Page extract:
+===+

2. Reaction of H 2 O 2  with IgG1 bulk drug substance (BDS) generated a truncated molecule and one free Fab domain fragment by specific cleavages in the hinge region which resulted in the formation of a C-terminal ladder of residues (Cys 220 -Asp 221 -Lys 222 -Thr 223 -His 224 -Thr 225 ) in the Fab domain of the heavy chain (Fd) and a complementary N-terminal ladder of residues in the Fc domain.
 
3. In the H 2 O 2  treated samples, for the majority of intact and truncated molecules the inter-chain disulfide bond between the Cys 226  residues was found to be intact.
 
4. In the BDS sample, there was no unpaired disulfide bond in the hinge region observed by the native Lys-C peptide map that was performed after pre-blocking any potential unpaired Cys by N-etheylmaleimide (NEM).
 
5. LC-MS/MS analysis identified a small amount of Cys-SO 3 H at Cys 226  in both the intact hinge peptide (THT Cys 226 PPCAPELLGGPSVFLFPPKPK) (SEQ ID NO:5) and the truncated hinge peptide (Cys 226 PPCAPELLGGPSVFLFPPKPK) (SEQ ID NO:6).
 
6. In the truncated antibody, adducts were identified in the N-terminal hinge region of the Fc domain as either isocyanate or N-α-ketoacyl derivatives that introduced an additional mass of 45 or 71 Da, respectively.

+===+

Provided information:
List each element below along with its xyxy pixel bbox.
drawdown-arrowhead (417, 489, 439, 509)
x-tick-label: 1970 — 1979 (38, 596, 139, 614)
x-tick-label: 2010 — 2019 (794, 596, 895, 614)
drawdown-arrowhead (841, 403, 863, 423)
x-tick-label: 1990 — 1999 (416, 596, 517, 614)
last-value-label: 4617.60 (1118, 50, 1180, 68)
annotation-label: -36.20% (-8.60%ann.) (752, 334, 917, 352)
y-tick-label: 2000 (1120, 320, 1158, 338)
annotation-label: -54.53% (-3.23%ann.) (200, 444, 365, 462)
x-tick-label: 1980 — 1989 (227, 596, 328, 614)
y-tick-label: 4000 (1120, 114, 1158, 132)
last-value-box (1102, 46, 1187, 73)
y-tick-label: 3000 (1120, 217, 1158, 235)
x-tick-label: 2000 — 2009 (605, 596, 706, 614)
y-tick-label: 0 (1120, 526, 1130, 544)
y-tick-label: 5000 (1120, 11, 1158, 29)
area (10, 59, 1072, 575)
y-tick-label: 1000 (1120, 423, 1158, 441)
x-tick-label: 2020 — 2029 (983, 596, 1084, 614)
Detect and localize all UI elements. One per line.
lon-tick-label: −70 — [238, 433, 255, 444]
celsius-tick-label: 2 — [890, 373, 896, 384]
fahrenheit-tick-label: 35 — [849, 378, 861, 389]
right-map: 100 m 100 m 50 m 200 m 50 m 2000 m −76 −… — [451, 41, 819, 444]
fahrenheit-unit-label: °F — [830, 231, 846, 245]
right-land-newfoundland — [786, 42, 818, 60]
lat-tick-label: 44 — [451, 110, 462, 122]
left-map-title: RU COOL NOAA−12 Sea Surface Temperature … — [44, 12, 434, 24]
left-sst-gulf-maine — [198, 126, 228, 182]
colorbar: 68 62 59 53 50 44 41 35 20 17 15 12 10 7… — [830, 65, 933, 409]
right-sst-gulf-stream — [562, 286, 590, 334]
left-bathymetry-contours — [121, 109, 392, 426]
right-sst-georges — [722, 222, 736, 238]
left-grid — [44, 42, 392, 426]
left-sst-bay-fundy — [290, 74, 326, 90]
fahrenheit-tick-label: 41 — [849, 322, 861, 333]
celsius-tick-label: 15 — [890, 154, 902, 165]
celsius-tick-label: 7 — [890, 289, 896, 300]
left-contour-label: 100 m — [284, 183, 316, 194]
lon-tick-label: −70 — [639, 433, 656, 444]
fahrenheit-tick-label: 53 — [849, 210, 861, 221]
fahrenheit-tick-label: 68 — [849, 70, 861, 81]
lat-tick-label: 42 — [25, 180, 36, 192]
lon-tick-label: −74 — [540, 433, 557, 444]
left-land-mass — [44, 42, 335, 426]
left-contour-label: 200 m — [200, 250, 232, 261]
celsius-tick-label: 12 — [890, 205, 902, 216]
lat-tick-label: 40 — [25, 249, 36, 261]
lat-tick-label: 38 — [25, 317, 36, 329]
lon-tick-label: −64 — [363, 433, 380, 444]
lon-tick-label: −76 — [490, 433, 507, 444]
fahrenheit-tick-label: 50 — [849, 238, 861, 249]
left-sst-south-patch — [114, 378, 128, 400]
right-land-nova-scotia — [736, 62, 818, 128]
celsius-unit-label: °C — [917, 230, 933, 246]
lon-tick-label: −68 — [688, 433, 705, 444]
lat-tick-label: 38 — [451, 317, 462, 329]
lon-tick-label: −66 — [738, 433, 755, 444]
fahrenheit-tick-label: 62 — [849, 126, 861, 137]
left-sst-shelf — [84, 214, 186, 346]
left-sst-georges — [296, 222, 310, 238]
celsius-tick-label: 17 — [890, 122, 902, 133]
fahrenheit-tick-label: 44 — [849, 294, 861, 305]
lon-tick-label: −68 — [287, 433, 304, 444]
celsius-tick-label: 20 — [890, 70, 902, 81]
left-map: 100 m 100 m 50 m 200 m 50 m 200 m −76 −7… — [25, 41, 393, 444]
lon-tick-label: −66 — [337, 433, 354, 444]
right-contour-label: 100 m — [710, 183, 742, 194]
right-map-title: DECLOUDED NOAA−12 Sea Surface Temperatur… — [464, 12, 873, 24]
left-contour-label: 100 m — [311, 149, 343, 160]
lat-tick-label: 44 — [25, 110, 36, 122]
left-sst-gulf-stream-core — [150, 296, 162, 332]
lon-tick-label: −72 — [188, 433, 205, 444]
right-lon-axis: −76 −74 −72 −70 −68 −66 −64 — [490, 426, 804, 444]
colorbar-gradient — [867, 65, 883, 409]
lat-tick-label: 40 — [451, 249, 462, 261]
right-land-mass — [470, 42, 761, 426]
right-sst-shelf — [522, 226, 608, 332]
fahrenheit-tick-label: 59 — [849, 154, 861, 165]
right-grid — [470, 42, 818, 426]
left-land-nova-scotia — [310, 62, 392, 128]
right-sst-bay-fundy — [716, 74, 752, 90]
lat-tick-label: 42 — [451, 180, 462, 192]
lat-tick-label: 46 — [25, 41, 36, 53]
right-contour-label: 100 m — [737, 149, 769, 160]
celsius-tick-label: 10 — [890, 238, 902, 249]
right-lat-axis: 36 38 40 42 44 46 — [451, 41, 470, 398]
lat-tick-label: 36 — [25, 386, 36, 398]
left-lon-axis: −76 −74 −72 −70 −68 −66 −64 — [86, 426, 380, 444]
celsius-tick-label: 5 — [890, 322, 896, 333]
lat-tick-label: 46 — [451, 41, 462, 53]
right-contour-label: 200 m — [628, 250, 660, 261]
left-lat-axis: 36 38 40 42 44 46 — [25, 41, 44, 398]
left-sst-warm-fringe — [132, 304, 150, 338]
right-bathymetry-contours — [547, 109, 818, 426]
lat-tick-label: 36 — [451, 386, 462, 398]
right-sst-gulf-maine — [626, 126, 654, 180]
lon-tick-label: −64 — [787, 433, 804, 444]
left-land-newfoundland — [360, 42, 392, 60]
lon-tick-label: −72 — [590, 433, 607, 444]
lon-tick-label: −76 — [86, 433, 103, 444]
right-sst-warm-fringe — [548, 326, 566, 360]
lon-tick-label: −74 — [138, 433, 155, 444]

+===+

Exercise directions: Translate this sentence from the passage on hydrogen peroxide treatment of IgG1 into Spanish: "In the H2O2 treated samples, for the majority of intact and truncated molecules the inter-chain disulfide bond between the Cys226 residues was found to be intact."

Answer to this exercise: En las muestras tratadas con H2O2, en la mayoría de las moléculas intactas y truncadas se encontró que el enlace disulfuro intercatenario entre los residuos Cys226 estaba intacto.